[Dataset listings of figures]
========================================

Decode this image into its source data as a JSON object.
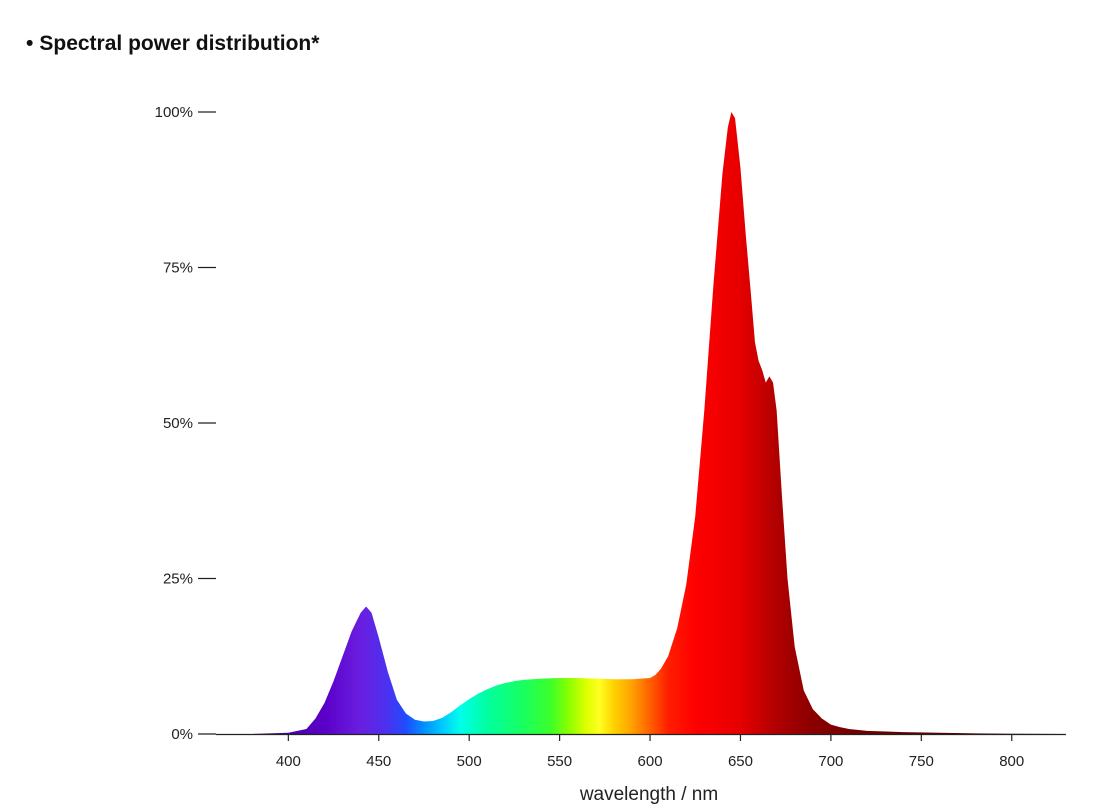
{
  "header": {
    "bullet": "•",
    "title": "Spectral power distribution*"
  },
  "chart_data": {
    "type": "area",
    "title": "Spectral power distribution*",
    "xlabel": "wavelength / nm",
    "ylabel": "",
    "xlim": [
      360,
      830
    ],
    "ylim": [
      0,
      100
    ],
    "x_ticks": [
      400,
      450,
      500,
      550,
      600,
      650,
      700,
      750,
      800
    ],
    "x_tick_labels": [
      "400",
      "450",
      "500",
      "550",
      "600",
      "650",
      "700",
      "750",
      "800"
    ],
    "y_ticks": [
      0,
      25,
      50,
      75,
      100
    ],
    "y_tick_labels": [
      "0%",
      "25%",
      "50%",
      "75%",
      "100%"
    ],
    "grid": false,
    "fill": "visible-spectrum gradient",
    "series": [
      {
        "x": [
          360,
          380,
          400,
          410,
          415,
          420,
          425,
          430,
          435,
          440,
          443,
          446,
          450,
          455,
          460,
          465,
          470,
          475,
          480,
          485,
          490,
          495,
          500,
          505,
          510,
          515,
          520,
          525,
          530,
          540,
          550,
          560,
          570,
          580,
          590,
          600,
          603,
          606,
          610,
          615,
          620,
          625,
          630,
          635,
          640,
          643,
          645,
          647,
          650,
          653,
          656,
          658,
          660,
          662,
          664,
          666,
          668,
          670,
          673,
          676,
          680,
          685,
          690,
          695,
          700,
          705,
          710,
          720,
          740,
          760,
          780,
          800,
          830
        ],
        "y": [
          0,
          0,
          0.2,
          0.8,
          2.5,
          5,
          8.5,
          12.5,
          16.5,
          19.5,
          20.5,
          19.5,
          15.5,
          10,
          5.5,
          3.3,
          2.3,
          2,
          2.1,
          2.6,
          3.5,
          4.6,
          5.6,
          6.5,
          7.2,
          7.8,
          8.2,
          8.5,
          8.7,
          8.9,
          9,
          9,
          8.9,
          8.8,
          8.8,
          9,
          9.5,
          10.5,
          12.5,
          17,
          24,
          35,
          52,
          72,
          90,
          97.5,
          100,
          99,
          91,
          80,
          70,
          63,
          60,
          58.5,
          56.5,
          57.5,
          56.5,
          52,
          38,
          25,
          14,
          7,
          4,
          2.5,
          1.5,
          1.1,
          0.8,
          0.5,
          0.3,
          0.2,
          0.1,
          0.05,
          0
        ]
      }
    ]
  }
}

========================================

▶ _The request_: Copy out the entries verbatim and leave the images out.

▶ _Result for this exercise_:
Decode this image into its source data as a JSON object.
{
  "header": {
    "bullet": "•",
    "title": "Spectral power distribution*"
  },
  "chart_data": {
    "type": "area",
    "title": "Spectral power distribution*",
    "xlabel": "wavelength / nm",
    "ylabel": "",
    "xlim": [
      360,
      830
    ],
    "ylim": [
      0,
      100
    ],
    "x_ticks": [
      400,
      450,
      500,
      550,
      600,
      650,
      700,
      750,
      800
    ],
    "x_tick_labels": [
      "400",
      "450",
      "500",
      "550",
      "600",
      "650",
      "700",
      "750",
      "800"
    ],
    "y_ticks": [
      0,
      25,
      50,
      75,
      100
    ],
    "y_tick_labels": [
      "0%",
      "25%",
      "50%",
      "75%",
      "100%"
    ],
    "grid": false,
    "fill": "visible-spectrum gradient",
    "series": [
      {
        "x": [
          360,
          380,
          400,
          410,
          415,
          420,
          425,
          430,
          435,
          440,
          443,
          446,
          450,
          455,
          460,
          465,
          470,
          475,
          480,
          485,
          490,
          495,
          500,
          505,
          510,
          515,
          520,
          525,
          530,
          540,
          550,
          560,
          570,
          580,
          590,
          600,
          603,
          606,
          610,
          615,
          620,
          625,
          630,
          635,
          640,
          643,
          645,
          647,
          650,
          653,
          656,
          658,
          660,
          662,
          664,
          666,
          668,
          670,
          673,
          676,
          680,
          685,
          690,
          695,
          700,
          705,
          710,
          720,
          740,
          760,
          780,
          800,
          830
        ],
        "y": [
          0,
          0,
          0.2,
          0.8,
          2.5,
          5,
          8.5,
          12.5,
          16.5,
          19.5,
          20.5,
          19.5,
          15.5,
          10,
          5.5,
          3.3,
          2.3,
          2,
          2.1,
          2.6,
          3.5,
          4.6,
          5.6,
          6.5,
          7.2,
          7.8,
          8.2,
          8.5,
          8.7,
          8.9,
          9,
          9,
          8.9,
          8.8,
          8.8,
          9,
          9.5,
          10.5,
          12.5,
          17,
          24,
          35,
          52,
          72,
          90,
          97.5,
          100,
          99,
          91,
          80,
          70,
          63,
          60,
          58.5,
          56.5,
          57.5,
          56.5,
          52,
          38,
          25,
          14,
          7,
          4,
          2.5,
          1.5,
          1.1,
          0.8,
          0.5,
          0.3,
          0.2,
          0.1,
          0.05,
          0
        ]
      }
    ]
  }
}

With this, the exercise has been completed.